EXERCISE INSTRUCTIONS: Among the entries, which lines carry the string "Gold"? Copy each of them.

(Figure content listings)

+++

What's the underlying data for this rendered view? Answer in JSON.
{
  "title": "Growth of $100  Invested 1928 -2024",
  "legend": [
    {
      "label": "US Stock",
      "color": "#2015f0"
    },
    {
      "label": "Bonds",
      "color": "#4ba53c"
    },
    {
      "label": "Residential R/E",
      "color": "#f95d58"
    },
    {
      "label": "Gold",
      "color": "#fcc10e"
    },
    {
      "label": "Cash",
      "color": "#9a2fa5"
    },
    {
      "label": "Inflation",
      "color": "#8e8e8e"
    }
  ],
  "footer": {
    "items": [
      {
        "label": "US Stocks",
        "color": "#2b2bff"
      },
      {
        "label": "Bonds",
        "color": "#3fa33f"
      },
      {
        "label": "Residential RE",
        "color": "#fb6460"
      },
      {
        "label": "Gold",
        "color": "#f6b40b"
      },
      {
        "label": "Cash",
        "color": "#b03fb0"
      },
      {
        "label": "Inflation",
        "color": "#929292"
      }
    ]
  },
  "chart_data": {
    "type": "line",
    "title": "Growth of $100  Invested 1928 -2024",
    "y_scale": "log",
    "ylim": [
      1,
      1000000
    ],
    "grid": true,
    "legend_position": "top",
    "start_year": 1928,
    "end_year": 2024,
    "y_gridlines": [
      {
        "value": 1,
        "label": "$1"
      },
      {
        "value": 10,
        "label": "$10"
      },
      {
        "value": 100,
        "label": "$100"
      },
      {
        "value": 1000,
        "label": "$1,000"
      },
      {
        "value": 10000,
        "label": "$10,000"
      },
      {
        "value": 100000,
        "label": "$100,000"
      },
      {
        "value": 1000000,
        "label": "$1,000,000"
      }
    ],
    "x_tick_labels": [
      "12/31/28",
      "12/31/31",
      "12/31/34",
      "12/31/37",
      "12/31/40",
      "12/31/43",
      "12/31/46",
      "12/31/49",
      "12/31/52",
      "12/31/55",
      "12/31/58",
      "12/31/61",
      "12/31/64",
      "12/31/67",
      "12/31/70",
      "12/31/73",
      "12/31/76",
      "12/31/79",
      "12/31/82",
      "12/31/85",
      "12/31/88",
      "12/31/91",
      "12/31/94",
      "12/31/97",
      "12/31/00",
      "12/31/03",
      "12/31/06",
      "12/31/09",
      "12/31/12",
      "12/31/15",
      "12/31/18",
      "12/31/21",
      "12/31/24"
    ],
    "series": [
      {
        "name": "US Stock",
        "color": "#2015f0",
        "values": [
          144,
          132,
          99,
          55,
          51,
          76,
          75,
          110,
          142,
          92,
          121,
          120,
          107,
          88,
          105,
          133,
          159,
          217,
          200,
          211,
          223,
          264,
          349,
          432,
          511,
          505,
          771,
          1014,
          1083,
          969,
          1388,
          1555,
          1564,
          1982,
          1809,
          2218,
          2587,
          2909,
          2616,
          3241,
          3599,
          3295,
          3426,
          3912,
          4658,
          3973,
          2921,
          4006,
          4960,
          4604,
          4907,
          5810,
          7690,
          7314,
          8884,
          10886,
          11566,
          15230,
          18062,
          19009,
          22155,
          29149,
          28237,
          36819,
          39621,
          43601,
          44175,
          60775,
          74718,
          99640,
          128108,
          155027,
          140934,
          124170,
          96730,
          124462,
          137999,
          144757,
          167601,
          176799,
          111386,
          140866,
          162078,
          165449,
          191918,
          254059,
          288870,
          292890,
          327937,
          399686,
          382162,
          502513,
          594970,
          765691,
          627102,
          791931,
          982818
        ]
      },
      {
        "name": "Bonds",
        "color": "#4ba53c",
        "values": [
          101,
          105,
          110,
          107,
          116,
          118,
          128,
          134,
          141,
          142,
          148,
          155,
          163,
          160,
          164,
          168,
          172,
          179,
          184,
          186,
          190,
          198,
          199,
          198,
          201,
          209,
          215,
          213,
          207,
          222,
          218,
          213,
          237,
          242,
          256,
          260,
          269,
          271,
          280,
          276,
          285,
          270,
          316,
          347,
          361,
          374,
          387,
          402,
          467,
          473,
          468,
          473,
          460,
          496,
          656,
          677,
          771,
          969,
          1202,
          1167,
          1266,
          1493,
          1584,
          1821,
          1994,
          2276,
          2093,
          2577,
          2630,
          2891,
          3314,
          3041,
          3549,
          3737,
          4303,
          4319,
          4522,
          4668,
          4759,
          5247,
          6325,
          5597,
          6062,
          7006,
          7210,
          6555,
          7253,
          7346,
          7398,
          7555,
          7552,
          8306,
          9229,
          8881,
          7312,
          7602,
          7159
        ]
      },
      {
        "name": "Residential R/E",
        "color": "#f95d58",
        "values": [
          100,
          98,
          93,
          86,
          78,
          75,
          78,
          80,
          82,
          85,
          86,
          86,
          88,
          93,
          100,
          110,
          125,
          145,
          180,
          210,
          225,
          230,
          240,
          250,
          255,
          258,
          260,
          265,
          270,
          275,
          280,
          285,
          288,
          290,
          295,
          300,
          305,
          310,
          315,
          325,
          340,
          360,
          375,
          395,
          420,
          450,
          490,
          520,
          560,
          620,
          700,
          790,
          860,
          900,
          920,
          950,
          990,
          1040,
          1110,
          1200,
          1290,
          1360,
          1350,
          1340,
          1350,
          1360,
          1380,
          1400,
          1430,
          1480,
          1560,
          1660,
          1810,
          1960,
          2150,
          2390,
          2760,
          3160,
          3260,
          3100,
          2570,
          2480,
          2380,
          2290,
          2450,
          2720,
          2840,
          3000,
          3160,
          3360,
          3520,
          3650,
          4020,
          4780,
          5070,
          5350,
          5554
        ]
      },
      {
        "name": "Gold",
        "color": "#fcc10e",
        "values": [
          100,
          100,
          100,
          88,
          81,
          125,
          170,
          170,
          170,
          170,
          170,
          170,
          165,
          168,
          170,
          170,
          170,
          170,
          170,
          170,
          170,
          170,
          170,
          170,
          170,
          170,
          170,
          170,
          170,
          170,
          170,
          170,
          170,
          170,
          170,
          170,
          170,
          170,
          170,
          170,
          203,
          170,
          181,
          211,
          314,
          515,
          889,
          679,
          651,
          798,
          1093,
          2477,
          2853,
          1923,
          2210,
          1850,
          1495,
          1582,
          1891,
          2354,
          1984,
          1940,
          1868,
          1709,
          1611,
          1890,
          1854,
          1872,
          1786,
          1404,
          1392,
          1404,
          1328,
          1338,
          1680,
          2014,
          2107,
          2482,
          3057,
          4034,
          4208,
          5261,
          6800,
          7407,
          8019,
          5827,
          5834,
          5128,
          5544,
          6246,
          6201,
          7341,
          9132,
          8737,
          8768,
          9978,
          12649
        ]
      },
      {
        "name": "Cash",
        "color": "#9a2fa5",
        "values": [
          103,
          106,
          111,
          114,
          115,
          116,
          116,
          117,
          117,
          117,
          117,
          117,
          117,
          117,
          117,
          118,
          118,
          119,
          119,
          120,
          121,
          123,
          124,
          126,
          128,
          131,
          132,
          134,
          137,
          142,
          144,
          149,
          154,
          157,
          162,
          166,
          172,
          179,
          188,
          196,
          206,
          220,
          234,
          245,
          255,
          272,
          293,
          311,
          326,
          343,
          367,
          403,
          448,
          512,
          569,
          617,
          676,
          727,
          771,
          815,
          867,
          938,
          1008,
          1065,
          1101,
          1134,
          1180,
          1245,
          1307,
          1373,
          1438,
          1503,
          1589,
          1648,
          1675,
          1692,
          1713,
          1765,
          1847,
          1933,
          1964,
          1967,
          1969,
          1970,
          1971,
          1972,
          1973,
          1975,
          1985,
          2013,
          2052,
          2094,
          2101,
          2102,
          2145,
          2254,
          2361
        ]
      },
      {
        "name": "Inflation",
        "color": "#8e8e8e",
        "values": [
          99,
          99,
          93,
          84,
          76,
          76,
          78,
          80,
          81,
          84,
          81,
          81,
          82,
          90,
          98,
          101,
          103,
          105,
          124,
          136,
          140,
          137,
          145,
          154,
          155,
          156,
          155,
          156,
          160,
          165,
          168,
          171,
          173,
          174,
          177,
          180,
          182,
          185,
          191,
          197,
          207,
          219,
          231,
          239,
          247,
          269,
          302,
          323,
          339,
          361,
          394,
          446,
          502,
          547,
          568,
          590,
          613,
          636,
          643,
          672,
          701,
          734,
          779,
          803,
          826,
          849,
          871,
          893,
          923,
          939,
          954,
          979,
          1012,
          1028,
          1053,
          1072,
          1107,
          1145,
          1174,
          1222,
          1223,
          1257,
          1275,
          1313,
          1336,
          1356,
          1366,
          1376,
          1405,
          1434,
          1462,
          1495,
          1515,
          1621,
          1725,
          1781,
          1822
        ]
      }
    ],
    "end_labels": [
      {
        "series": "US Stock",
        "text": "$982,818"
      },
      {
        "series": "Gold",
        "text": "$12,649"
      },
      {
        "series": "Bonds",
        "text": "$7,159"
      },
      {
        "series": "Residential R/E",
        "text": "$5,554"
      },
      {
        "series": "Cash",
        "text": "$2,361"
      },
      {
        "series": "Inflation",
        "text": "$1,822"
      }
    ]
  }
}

+++

IN RESPONSE:
      "label": "Gold",
        "label": "Gold",
        "name": "Gold",
        "series": "Gold",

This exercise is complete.